理解检测:
[1] 判断以下三项陈述是否与原文相符，逐项回答“是”或“否”，并逐字引用原文中起决定作用的语句。
(a) 该研究利用Caco-2细胞进行药物摄取结合药物吸收转运实验来筛选穿心莲的亲和活性成分。
(b) 该研究从穿心莲中共筛选出12种能与Caco-2细胞亲和的活性成分。
(c) 该研究采用UPLC-Q-TOF-MS测定的是亲和前后的细胞样品。
[2] 请输出原文中从“UPLC-Q-TOF-MS筛选穿心莲中亲和Caco-2细胞的活性成分”起、到“群间的协同配伍效应奠定基础。”为止（含该处）的全部内容，不作任何改动。

原文选段:

* * * * * * *

UPLC-Q-TOF-MS筛选穿心莲中亲和Caco-2细胞的活性成分

目的采用超高效液相色谱-四级杆飞行时间质谱(UPLC-Q-TOF-MS)技术筛选穿心莲与Caco-2细胞亲和的活性成分。方法利用Caco-2细胞进行药物摄取结合药物吸收转运实验共同筛选穿心莲的亲和活性成分,采用UPLC-Q-TOF-MS测定亲和前后的细胞样品。根据各化学成分的保留时间、质谱信息,并结合提取离子流图与对照品、相关文献质谱数据对比鉴定各亲和活性成分。结果从穿心莲中共筛选出10种能与Caco-2细胞亲和的活性成分,分别为12,13-双氢穿心莲内酯(1)、黄芩黄酮I-2′-O-葡萄糖苷(2)、穿心莲内酯(3)、14-脱氧-11,12-二脱氢穿心莲内酯苷(4)、7-羟基脱水穿心莲内酯(5)、新穿心莲内酯(6)、3-去氧脱水穿心莲内酯苷(7)、去氧穿心莲内酯(8)和脱水穿心莲内酯(9)和1种未知成分。结论结合UPLC-Q-TOF-MS技术建立的筛选穿心莲中与Caco-2细胞亲和活性成分的方法,可用于筛选中药复杂体系中的活性成分,为进一步研究活性成分群间的协同配伍效应奠定基础。

* * * * * * *

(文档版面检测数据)
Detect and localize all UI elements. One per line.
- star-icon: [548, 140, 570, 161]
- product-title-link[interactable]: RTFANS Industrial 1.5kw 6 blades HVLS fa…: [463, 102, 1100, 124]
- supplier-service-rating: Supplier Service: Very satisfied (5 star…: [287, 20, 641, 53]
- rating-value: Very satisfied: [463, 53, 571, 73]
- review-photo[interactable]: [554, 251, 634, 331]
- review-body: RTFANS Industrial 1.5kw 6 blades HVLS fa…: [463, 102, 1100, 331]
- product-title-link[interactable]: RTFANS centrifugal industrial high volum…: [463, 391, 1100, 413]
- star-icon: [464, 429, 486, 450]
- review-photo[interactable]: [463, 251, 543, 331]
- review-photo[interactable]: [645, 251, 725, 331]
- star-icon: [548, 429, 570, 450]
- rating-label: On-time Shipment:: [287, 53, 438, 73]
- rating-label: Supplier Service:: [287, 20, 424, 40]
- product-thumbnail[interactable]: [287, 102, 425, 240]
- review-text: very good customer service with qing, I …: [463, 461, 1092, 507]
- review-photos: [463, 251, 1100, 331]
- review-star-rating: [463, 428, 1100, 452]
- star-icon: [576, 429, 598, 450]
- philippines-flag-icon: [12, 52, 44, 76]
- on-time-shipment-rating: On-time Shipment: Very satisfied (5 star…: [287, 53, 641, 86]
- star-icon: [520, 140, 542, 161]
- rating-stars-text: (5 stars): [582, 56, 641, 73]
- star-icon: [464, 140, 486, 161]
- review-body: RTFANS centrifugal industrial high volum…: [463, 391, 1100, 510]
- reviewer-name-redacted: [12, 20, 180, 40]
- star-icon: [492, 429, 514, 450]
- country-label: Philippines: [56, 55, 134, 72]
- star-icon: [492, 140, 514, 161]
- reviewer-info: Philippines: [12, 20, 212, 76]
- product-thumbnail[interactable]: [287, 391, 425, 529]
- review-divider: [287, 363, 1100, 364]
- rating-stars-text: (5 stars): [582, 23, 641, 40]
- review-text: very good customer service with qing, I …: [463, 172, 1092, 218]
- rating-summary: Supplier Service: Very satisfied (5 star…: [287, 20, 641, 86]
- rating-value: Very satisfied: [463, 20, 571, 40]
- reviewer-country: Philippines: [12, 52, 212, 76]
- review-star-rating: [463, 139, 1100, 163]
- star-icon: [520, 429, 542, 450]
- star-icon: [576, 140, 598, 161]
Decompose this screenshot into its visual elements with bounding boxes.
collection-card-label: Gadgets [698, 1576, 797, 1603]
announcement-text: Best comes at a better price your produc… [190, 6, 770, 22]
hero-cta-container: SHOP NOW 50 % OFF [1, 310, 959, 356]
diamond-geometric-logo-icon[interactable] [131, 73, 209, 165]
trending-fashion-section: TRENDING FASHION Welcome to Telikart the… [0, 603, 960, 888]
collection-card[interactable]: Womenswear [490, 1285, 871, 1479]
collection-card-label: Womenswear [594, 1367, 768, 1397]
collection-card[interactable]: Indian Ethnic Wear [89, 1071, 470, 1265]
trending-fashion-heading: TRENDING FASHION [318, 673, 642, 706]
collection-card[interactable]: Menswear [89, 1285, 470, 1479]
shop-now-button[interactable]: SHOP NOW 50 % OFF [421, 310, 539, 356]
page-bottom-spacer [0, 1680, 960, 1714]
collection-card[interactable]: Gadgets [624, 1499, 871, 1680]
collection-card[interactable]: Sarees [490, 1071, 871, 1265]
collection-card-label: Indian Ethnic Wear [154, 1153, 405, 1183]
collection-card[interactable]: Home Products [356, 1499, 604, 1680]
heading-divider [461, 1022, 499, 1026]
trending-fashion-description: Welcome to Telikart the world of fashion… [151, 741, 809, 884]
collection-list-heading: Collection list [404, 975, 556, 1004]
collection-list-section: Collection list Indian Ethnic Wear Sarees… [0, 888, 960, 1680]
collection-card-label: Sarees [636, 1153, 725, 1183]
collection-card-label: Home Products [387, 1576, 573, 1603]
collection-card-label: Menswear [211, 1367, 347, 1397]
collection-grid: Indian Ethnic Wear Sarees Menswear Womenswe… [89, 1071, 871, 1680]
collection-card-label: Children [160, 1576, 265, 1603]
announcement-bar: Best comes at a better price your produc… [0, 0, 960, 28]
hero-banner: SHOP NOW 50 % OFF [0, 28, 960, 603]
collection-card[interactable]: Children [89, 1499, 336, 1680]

* * * * * * *

逐项结果:
[1]
(a) 是。“利用Caco-2细胞进行药物摄取结合药物吸收转运实验共同筛选穿心莲的亲和活性成分”
(b) 否。“从穿心莲中共筛选出10种能与Caco-2细胞亲和的活性成分”
(c) 是。“采用UPLC-Q-TOF-MS测定亲和前后的细胞样品”

[2]
UPLC-Q-TOF-MS筛选穿心莲中亲和Caco-2细胞的活性成分

目的采用超高效液相色谱-四级杆飞行时间质谱(UPLC-Q-TOF-MS)技术筛选穿心莲与Caco-2细胞亲和的活性成分。方法利用Caco-2细胞进行药物摄取结合药物吸收转运实验共同筛选穿心莲的亲和活性成分,采用UPLC-Q-TOF-MS测定亲和前后的细胞样品。根据各化学成分的保留时间、质谱信息,并结合提取离子流图与对照品、相关文献质谱数据对比鉴定各亲和活性成分。结果从穿心莲中共筛选出10种能与Caco-2细胞亲和的活性成分,分别为12,13-双氢穿心莲内酯(1)、黄芩黄酮I-2′-O-葡萄糖苷(2)、穿心莲内酯(3)、14-脱氧-11,12-二脱氢穿心莲内酯苷(4)、7-羟基脱水穿心莲内酯(5)、新穿心莲内酯(6)、3-去氧脱水穿心莲内酯苷(7)、去氧穿心莲内酯(8)和脱水穿心莲内酯(9)和1种未知成分。结论结合UPLC-Q-TOF-MS技术建立的筛选穿心莲中与Caco-2细胞亲和活性成分的方法,可用于筛选中药复杂体系中的活性成分,为进一步研究活性成分群间的协同配伍效应奠定基础。